Stored entries:
▬▬▬
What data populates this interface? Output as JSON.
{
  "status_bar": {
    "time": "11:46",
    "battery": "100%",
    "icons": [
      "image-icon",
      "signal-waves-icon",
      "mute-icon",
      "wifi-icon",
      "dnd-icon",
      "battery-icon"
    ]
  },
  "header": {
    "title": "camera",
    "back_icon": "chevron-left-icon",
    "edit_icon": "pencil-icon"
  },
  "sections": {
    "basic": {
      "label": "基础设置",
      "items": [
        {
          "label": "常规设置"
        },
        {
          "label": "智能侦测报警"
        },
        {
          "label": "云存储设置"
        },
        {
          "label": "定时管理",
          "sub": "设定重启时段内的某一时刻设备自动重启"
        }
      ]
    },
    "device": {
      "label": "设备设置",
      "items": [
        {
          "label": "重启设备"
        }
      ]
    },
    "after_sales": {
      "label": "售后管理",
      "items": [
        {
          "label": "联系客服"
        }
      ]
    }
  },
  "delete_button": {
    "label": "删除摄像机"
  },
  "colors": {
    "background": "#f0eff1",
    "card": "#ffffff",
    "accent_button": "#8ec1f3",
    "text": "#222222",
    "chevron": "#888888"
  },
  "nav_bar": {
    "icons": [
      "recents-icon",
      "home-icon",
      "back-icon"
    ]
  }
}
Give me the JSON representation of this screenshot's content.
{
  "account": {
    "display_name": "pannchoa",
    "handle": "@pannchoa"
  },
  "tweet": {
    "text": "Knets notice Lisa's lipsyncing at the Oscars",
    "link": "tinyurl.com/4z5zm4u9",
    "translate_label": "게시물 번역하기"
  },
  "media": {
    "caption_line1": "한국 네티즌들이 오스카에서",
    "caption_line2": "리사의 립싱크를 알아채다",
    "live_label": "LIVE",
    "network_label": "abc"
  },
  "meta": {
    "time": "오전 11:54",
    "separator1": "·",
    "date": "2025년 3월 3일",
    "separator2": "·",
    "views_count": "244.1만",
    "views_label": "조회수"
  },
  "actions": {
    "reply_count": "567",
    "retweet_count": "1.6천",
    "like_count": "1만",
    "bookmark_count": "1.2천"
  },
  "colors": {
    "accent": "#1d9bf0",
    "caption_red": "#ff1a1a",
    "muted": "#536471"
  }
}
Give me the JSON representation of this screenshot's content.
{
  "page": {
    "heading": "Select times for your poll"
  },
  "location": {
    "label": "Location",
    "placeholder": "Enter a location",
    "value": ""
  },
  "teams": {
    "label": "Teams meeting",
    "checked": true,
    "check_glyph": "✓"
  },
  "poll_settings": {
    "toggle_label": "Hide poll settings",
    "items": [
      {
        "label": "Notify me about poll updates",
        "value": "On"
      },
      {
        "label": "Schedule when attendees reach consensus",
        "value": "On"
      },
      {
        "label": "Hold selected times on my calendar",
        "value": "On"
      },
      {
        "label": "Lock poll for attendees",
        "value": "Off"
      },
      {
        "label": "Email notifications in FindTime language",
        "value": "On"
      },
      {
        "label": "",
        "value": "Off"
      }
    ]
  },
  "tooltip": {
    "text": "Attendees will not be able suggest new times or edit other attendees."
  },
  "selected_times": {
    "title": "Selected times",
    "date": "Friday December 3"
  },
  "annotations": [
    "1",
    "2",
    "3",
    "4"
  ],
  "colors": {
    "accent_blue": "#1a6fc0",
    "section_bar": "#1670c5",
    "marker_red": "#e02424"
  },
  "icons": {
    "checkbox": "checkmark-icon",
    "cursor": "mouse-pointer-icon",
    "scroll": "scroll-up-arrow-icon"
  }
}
▬▬▬
Goal:
Each line of the material above must be retyped precisely.

Reply to the exercise:
What data populates this interface? Output as JSON.
{
  "status_bar": {
    "time": "11:46",
    "battery": "100%",
    "icons": [
      "image-icon",
      "signal-waves-icon",
      "mute-icon",
      "wifi-icon",
      "dnd-icon",
      "battery-icon"
    ]
  },
  "header": {
    "title": "camera",
    "back_icon": "chevron-left-icon",
    "edit_icon": "pencil-icon"
  },
  "sections": {
    "basic": {
      "label": "基础设置",
      "items": [
        {
          "label": "常规设置"
        },
        {
          "label": "智能侦测报警"
        },
        {
          "label": "云存储设置"
        },
        {
          "label": "定时管理",
          "sub": "设定重启时段内的某一时刻设备自动重启"
        }
      ]
    },
    "device": {
      "label": "设备设置",
      "items": [
        {
          "label": "重启设备"
        }
      ]
    },
    "after_sales": {
      "label": "售后管理",
      "items": [
        {
          "label": "联系客服"
        }
      ]
    }
  },
  "delete_button": {
    "label": "删除摄像机"
  },
  "colors": {
    "background": "#f0eff1",
    "card": "#ffffff",
    "accent_button": "#8ec1f3",
    "text": "#222222",
    "chevron": "#888888"
  },
  "nav_bar": {
    "icons": [
      "recents-icon",
      "home-icon",
      "back-icon"
    ]
  }
}
Give me the JSON representation of this screenshot's content.
{
  "account": {
    "display_name": "pannchoa",
    "handle": "@pannchoa"
  },
  "tweet": {
    "text": "Knets notice Lisa's lipsyncing at the Oscars",
    "link": "tinyurl.com/4z5zm4u9",
    "translate_label": "게시물 번역하기"
  },
  "media": {
    "caption_line1": "한국 네티즌들이 오스카에서",
    "caption_line2": "리사의 립싱크를 알아채다",
    "live_label": "LIVE",
    "network_label": "abc"
  },
  "meta": {
    "time": "오전 11:54",
    "separator1": "·",
    "date": "2025년 3월 3일",
    "separator2": "·",
    "views_count": "244.1만",
    "views_label": "조회수"
  },
  "actions": {
    "reply_count": "567",
    "retweet_count": "1.6천",
    "like_count": "1만",
    "bookmark_count": "1.2천"
  },
  "colors": {
    "accent": "#1d9bf0",
    "caption_red": "#ff1a1a",
    "muted": "#536471"
  }
}
Give me the JSON representation of this screenshot's content.
{
  "page": {
    "heading": "Select times for your poll"
  },
  "location": {
    "label": "Location",
    "placeholder": "Enter a location",
    "value": ""
  },
  "teams": {
    "label": "Teams meeting",
    "checked": true,
    "check_glyph": "✓"
  },
  "poll_settings": {
    "toggle_label": "Hide poll settings",
    "items": [
      {
        "label": "Notify me about poll updates",
        "value": "On"
      },
      {
        "label": "Schedule when attendees reach consensus",
        "value": "On"
      },
      {
        "label": "Hold selected times on my calendar",
        "value": "On"
      },
      {
        "label": "Lock poll for attendees",
        "value": "Off"
      },
      {
        "label": "Email notifications in FindTime language",
        "value": "On"
      },
      {
        "label": "",
        "value": "Off"
      }
    ]
  },
  "tooltip": {
    "text": "Attendees will not be able suggest new times or edit other attendees."
  },
  "selected_times": {
    "title": "Selected times",
    "date": "Friday December 3"
  },
  "annotations": [
    "1",
    "2",
    "3",
    "4"
  ],
  "colors": {
    "accent_blue": "#1a6fc0",
    "section_bar": "#1670c5",
    "marker_red": "#e02424"
  },
  "icons": {
    "checkbox": "checkmark-icon",
    "cursor": "mouse-pointer-icon",
    "scroll": "scroll-up-arrow-icon"
  }
}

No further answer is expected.